Element and coordinate records

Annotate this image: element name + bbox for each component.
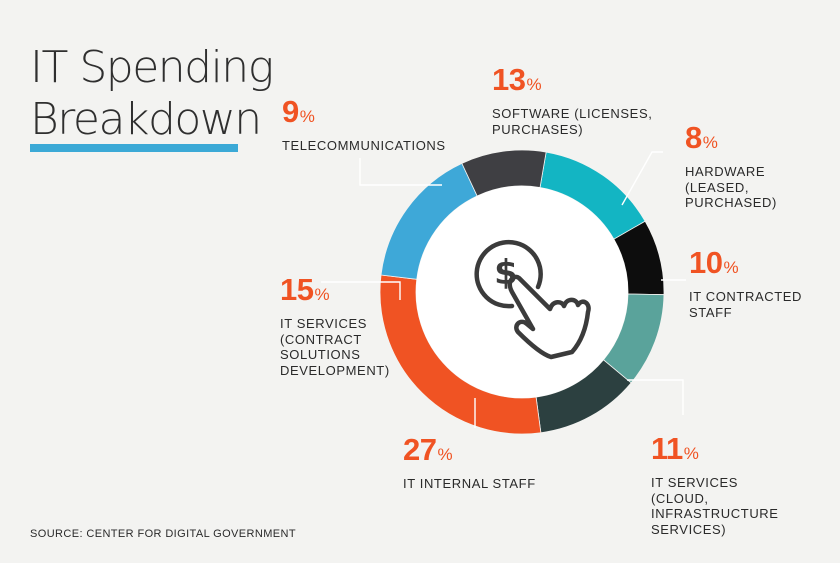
- label-internal-staff: IT INTERNAL STAFF: [403, 476, 536, 491]
- pct-value-internal-staff: 27: [403, 432, 437, 467]
- pct-symbol: %: [683, 444, 699, 463]
- pointing-hand: [507, 274, 591, 360]
- pct-symbol: %: [723, 258, 739, 277]
- pct-hardware: 8%: [685, 121, 777, 160]
- label-contract-development: IT SERVICES (CONTRACT SOLUTIONS DEVELOPM…: [280, 316, 390, 378]
- callout-cloud-services: 11% IT SERVICES (CLOUD, INFRASTRUCTURE S…: [651, 432, 779, 537]
- label-hardware: HARDWARE (LEASED, PURCHASED): [685, 164, 777, 210]
- callout-contracted-staff: 10% IT CONTRACTED STAFF: [689, 246, 802, 320]
- leader-line-hardware: [621, 151, 663, 206]
- label-contracted-staff: IT CONTRACTED STAFF: [689, 289, 803, 320]
- callout-contract-development: 15% IT SERVICES (CONTRACT SOLUTIONS DEVE…: [280, 273, 390, 378]
- pct-telecommunications: 9%: [282, 95, 446, 134]
- pct-contract-development: 15%: [280, 273, 390, 312]
- pct-value-software: 13: [492, 62, 526, 97]
- pct-contracted-staff: 10%: [689, 246, 802, 285]
- pct-symbol: %: [299, 107, 315, 126]
- coin-ring: [474, 239, 543, 309]
- leader-line-telecom: [359, 158, 442, 186]
- pct-symbol: %: [314, 285, 330, 304]
- source-note: SOURCE: CENTER FOR DIGITAL GOVERNMENT: [30, 528, 296, 540]
- pct-value-telecommunications: 9: [282, 94, 299, 129]
- callout-telecommunications: 9% TELECOMMUNICATIONS: [282, 95, 446, 154]
- title-underline: [30, 144, 238, 152]
- leader-line-contract-dev: [321, 281, 401, 300]
- label-telecommunications: TELECOMMUNICATIONS: [282, 138, 446, 153]
- pct-cloud-services: 11%: [651, 432, 779, 471]
- pct-value-contract-development: 15: [280, 272, 314, 307]
- leader-line-cloud: [627, 379, 684, 415]
- pct-value-cloud-services: 11: [651, 431, 683, 466]
- dollar-sign: $: [494, 253, 518, 293]
- pct-software: 13%: [492, 63, 652, 102]
- callout-hardware: 8% HARDWARE (LEASED, PURCHASED): [685, 121, 777, 211]
- pct-internal-staff: 27%: [403, 433, 536, 472]
- hand-pointing-dollar-coin-icon: $: [474, 239, 591, 360]
- leader-lines: [321, 151, 686, 428]
- page-title: IT Spending Breakdown: [30, 42, 274, 146]
- callout-software: 13% SOFTWARE (LICENSES, PURCHASES): [492, 63, 652, 137]
- donut-hole: [416, 186, 628, 398]
- pct-symbol: %: [437, 445, 453, 464]
- callout-internal-staff: 27% IT INTERNAL STAFF: [403, 433, 536, 492]
- title-line-1: IT Spending: [30, 42, 274, 93]
- pct-value-hardware: 8: [685, 120, 702, 155]
- title-line-2: Breakdown: [30, 94, 262, 145]
- pct-symbol: %: [702, 133, 718, 152]
- pct-value-contracted-staff: 10: [689, 245, 723, 280]
- label-software: SOFTWARE (LICENSES, PURCHASES): [492, 106, 653, 137]
- label-cloud-services: IT SERVICES (CLOUD, INFRASTRUCTURE SERVI…: [651, 475, 779, 537]
- pct-symbol: %: [526, 75, 542, 94]
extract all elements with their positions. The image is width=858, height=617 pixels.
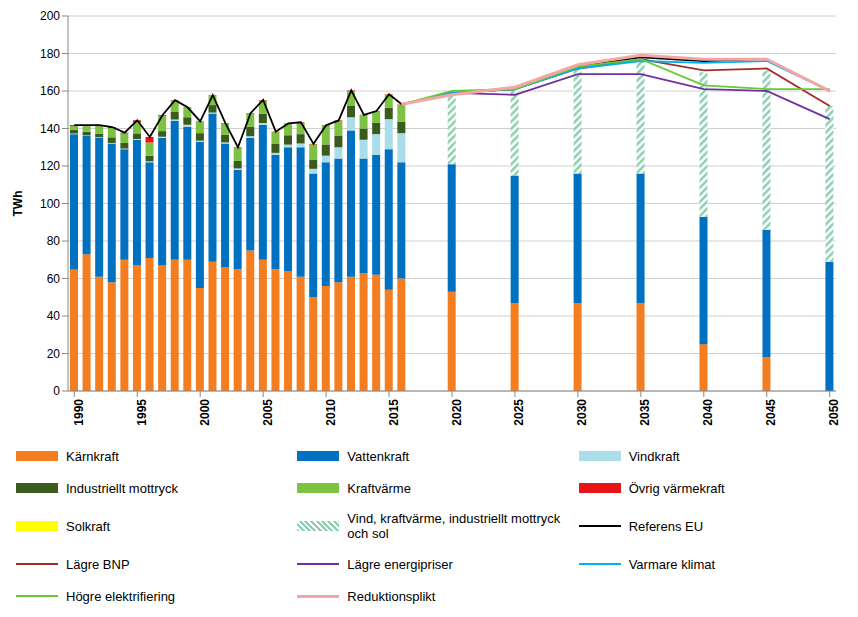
svg-text:200: 200 [40,9,60,23]
svg-text:2010: 2010 [324,399,338,426]
html-text:Varmare klimat: Varmare klimat [628,556,716,572]
svg-text:1995: 1995 [135,399,149,426]
svg-text:2005: 2005 [261,399,275,426]
svg-text:2045: 2045 [764,399,778,426]
html-text:Kraftvärme: Kraftvärme [347,480,411,496]
html-text:Högre elektrifiering: Högre elektrifiering [66,588,176,604]
html-text:Vattenkraft: Vattenkraft [347,448,410,464]
svg-text:60: 60 [47,272,61,286]
html-text:Referens EU: Referens EU [628,518,704,534]
html-text:Övrig värmekraft: Övrig värmekraft [628,480,725,496]
svg-text:160: 160 [40,84,60,98]
svg-text:180: 180 [40,47,60,61]
html-text:Reduktionsplikt: Reduktionsplikt [347,588,436,604]
svg-text:2025: 2025 [512,399,526,426]
svg-text:20: 20 [47,347,61,361]
svg-text:80: 80 [47,234,61,248]
svg-text:0: 0 [53,384,60,398]
svg-text:2030: 2030 [575,399,589,426]
svg-text:140: 140 [40,122,60,136]
html-text:Solkraft: Solkraft [66,518,111,534]
svg-text:2035: 2035 [638,399,652,426]
svg-text:120: 120 [40,159,60,173]
svg-text:100: 100 [40,197,60,211]
html-text:Vindkraft: Vindkraft [628,448,680,464]
svg-text:1990: 1990 [72,399,86,426]
svg-text:2040: 2040 [701,399,715,426]
svg-text:2000: 2000 [198,399,212,426]
html-text:Lägre energipriser: Lägre energipriser [347,556,453,572]
html-text:Industriellt mottryck: Industriellt mottryck [66,480,178,496]
svg-text:2050: 2050 [827,399,841,426]
html-text:Lägre BNP: Lägre BNP [66,556,130,572]
svg-text:40: 40 [47,309,61,323]
html-text:Kärnkraft: Kärnkraft [66,448,119,464]
html-text:Vind, kraftvärme, industriellt: Vind, kraftvärme, industriellt mottryck … [347,511,561,541]
svg-text:2020: 2020 [450,399,464,426]
svg-text:2015: 2015 [387,399,401,426]
svg-text:TWh: TWh [11,191,25,217]
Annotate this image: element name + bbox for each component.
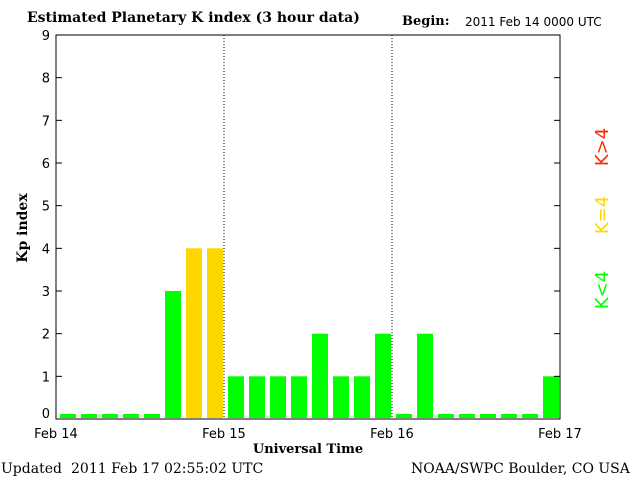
begin-label: Begin:: [402, 14, 450, 29]
x-axis-label: Universal Time: [253, 442, 363, 457]
credit-text: NOAA/SWPC Boulder, CO USA: [411, 461, 630, 477]
kp-bar: [438, 414, 454, 418]
kp-bar: [522, 414, 538, 418]
y-axis-label: Kp index: [15, 193, 31, 263]
y-axis-ticks: 0 1 2 3 4 5 6 7 8 9: [42, 29, 560, 422]
kp-bar: [291, 376, 307, 418]
kp-bar: [270, 376, 286, 418]
y-tick-label: 1: [42, 370, 50, 385]
y-tick-label: 8: [42, 72, 50, 87]
y-tick-label: 5: [42, 200, 50, 215]
x-tick-label: Feb 17: [538, 427, 582, 442]
kp-bar: [501, 414, 517, 418]
bar-group: [60, 248, 559, 418]
kp-bar: [312, 333, 328, 418]
kp-bar: [186, 248, 202, 418]
kp-bar: [165, 291, 181, 418]
kp-bar: [144, 414, 160, 418]
kp-bar: [396, 414, 412, 418]
x-axis-ticks: Feb 14 Feb 15 Feb 16 Feb 17: [34, 427, 582, 442]
legend-k-equal-4: K=4: [592, 196, 613, 234]
kp-bar: [207, 248, 223, 418]
kp-bar: [60, 414, 76, 418]
y-tick-label: 6: [42, 157, 50, 172]
kp-bar: [102, 414, 118, 418]
x-tick-label: Feb 16: [370, 427, 414, 442]
kp-bar: [249, 376, 265, 418]
y-tick-label: 4: [42, 242, 50, 257]
legend-k-above-4: K>4: [592, 128, 613, 166]
kp-bar: [375, 333, 391, 418]
begin-value: 2011 Feb 14 0000 UTC: [465, 15, 602, 29]
legend: K<4 K=4 K>4: [592, 128, 613, 309]
day-separator-group: [223, 35, 393, 419]
plot-frame: [55, 34, 561, 420]
y-tick-label: 3: [42, 285, 50, 300]
kp-bar: [417, 333, 433, 418]
kp-bar: [459, 414, 475, 418]
kp-bar: [354, 376, 370, 418]
x-tick-label: Feb 15: [202, 427, 246, 442]
kp-bar: [228, 376, 244, 418]
y-tick-label: 9: [42, 29, 50, 44]
y-tick-label: 2: [42, 328, 50, 343]
kp-bar: [480, 414, 496, 418]
chart-title: Estimated Planetary K index (3 hour data…: [27, 10, 360, 26]
y-tick-label: 7: [42, 114, 50, 129]
kp-bar: [333, 376, 349, 418]
kp-bar: [123, 414, 139, 418]
kp-bar: [543, 376, 559, 418]
updated-label: Updated: [1, 461, 62, 477]
y-tick-label: 0: [42, 407, 50, 422]
updated-timestamp: 2011 Feb 17 02:55:02 UTC: [71, 461, 264, 477]
x-tick-label: Feb 14: [34, 427, 78, 442]
legend-k-below-4: K<4: [592, 271, 613, 309]
kp-bar: [81, 414, 97, 418]
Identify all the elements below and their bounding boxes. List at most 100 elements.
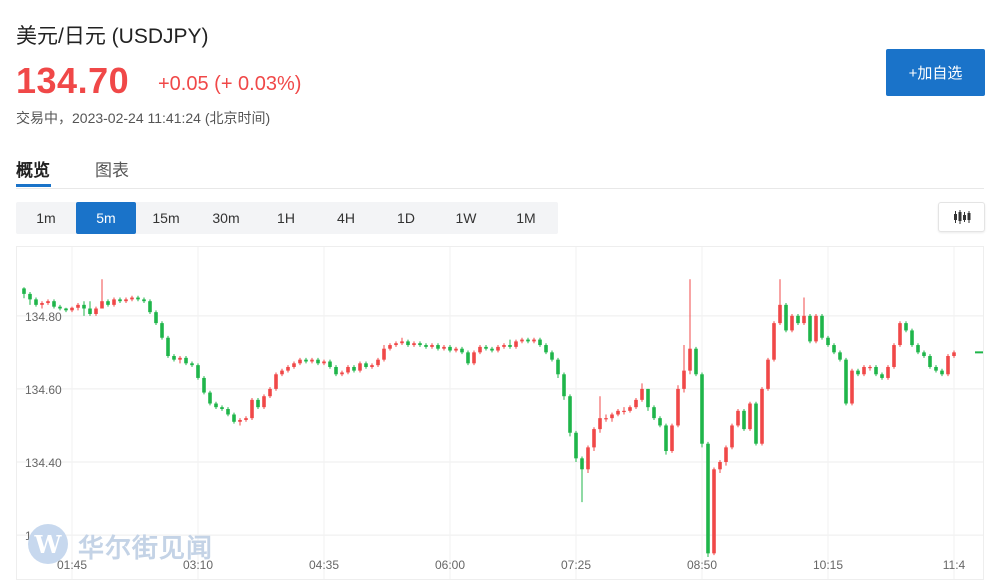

[Written task]: Please update the part of the records that opens with the line containing "svg-text:200: 200 [40,9,60,23]" and closes with the line containing "svg-text:40: 40 [47,309,61,323]", replacing "Solkraft" with "Solenergi" and leaving everything else unchanged.

[Answer]:
svg-text:200: 200 [40,9,60,23]
svg-text:2010: 2010 [324,399,338,426]
html-text:Varmare klimat: Varmare klimat [628,556,716,572]
svg-text:1995: 1995 [135,399,149,426]
svg-text:2005: 2005 [261,399,275,426]
svg-text:2045: 2045 [764,399,778,426]
html-text:Kraftvärme: Kraftvärme [347,480,411,496]
html-text:Högre elektrifiering: Högre elektrifiering [66,588,176,604]
html-text:Vattenkraft: Vattenkraft [347,448,410,464]
svg-text:60: 60 [47,272,61,286]
html-text:Referens EU: Referens EU [628,518,704,534]
html-text:Övrig värmekraft: Övrig värmekraft [628,480,725,496]
svg-text:160: 160 [40,84,60,98]
svg-text:180: 180 [40,47,60,61]
html-text:Reduktionsplikt: Reduktionsplikt [347,588,436,604]
svg-text:2025: 2025 [512,399,526,426]
svg-text:20: 20 [47,347,61,361]
svg-text:80: 80 [47,234,61,248]
svg-text:0: 0 [53,384,60,398]
svg-text:2030: 2030 [575,399,589,426]
svg-text:140: 140 [40,122,60,136]
html-text:Solenergi: Solenergi [66,518,111,534]
svg-text:2035: 2035 [638,399,652,426]
svg-text:120: 120 [40,159,60,173]
svg-text:100: 100 [40,197,60,211]
html-text:Vindkraft: Vindkraft [628,448,680,464]
svg-text:1990: 1990 [72,399,86,426]
svg-text:2040: 2040 [701,399,715,426]
svg-text:2000: 2000 [198,399,212,426]
html-text:Lägre energipriser: Lägre energipriser [347,556,453,572]
html-text:Industriellt mottryck: Industriellt mottryck [66,480,178,496]
svg-text:2050: 2050 [827,399,841,426]
html-text:Lägre BNP: Lägre BNP [66,556,130,572]
svg-text:40: 40 [47,309,61,323]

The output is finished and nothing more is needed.